● Stored data entries
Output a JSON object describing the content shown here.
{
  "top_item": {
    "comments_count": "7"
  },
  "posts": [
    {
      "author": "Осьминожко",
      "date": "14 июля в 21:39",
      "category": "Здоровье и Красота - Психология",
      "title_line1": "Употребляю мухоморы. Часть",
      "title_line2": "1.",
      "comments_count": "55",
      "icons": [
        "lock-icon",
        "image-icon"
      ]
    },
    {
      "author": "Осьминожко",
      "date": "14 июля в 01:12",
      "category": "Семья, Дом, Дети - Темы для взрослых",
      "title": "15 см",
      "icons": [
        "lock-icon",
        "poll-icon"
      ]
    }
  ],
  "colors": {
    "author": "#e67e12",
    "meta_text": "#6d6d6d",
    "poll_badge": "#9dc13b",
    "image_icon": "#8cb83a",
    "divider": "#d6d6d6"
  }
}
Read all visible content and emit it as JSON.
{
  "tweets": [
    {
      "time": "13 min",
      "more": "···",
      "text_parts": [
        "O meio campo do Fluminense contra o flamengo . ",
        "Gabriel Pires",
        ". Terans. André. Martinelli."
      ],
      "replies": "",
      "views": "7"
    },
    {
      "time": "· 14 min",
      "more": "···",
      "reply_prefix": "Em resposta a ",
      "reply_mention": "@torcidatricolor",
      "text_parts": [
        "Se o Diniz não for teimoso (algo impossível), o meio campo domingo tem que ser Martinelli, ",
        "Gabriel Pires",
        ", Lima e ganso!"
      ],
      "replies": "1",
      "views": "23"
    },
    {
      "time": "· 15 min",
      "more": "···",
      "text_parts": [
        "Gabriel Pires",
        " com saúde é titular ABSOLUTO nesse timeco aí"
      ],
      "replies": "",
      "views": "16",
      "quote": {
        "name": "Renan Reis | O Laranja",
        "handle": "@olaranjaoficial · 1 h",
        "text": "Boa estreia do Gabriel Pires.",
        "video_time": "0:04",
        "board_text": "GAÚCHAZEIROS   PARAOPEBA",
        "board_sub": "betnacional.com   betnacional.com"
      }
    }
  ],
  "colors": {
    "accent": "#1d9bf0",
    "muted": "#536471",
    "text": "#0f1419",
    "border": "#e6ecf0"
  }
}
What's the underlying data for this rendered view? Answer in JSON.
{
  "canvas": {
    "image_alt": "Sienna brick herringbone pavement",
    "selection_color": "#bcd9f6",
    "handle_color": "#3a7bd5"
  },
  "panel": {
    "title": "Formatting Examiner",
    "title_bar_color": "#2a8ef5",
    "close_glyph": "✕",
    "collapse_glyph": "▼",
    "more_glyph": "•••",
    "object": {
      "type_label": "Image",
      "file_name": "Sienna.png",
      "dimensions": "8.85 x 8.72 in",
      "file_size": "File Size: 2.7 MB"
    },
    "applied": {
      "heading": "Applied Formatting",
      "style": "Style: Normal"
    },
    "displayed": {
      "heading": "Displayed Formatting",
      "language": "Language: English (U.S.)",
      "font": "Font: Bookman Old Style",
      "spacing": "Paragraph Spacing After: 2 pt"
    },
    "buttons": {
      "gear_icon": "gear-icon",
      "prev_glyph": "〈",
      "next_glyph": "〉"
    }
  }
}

● Exercise instructions
Every line of the listing that holds "Formatting" is to be counted; give only the resulting number.

● Reply
3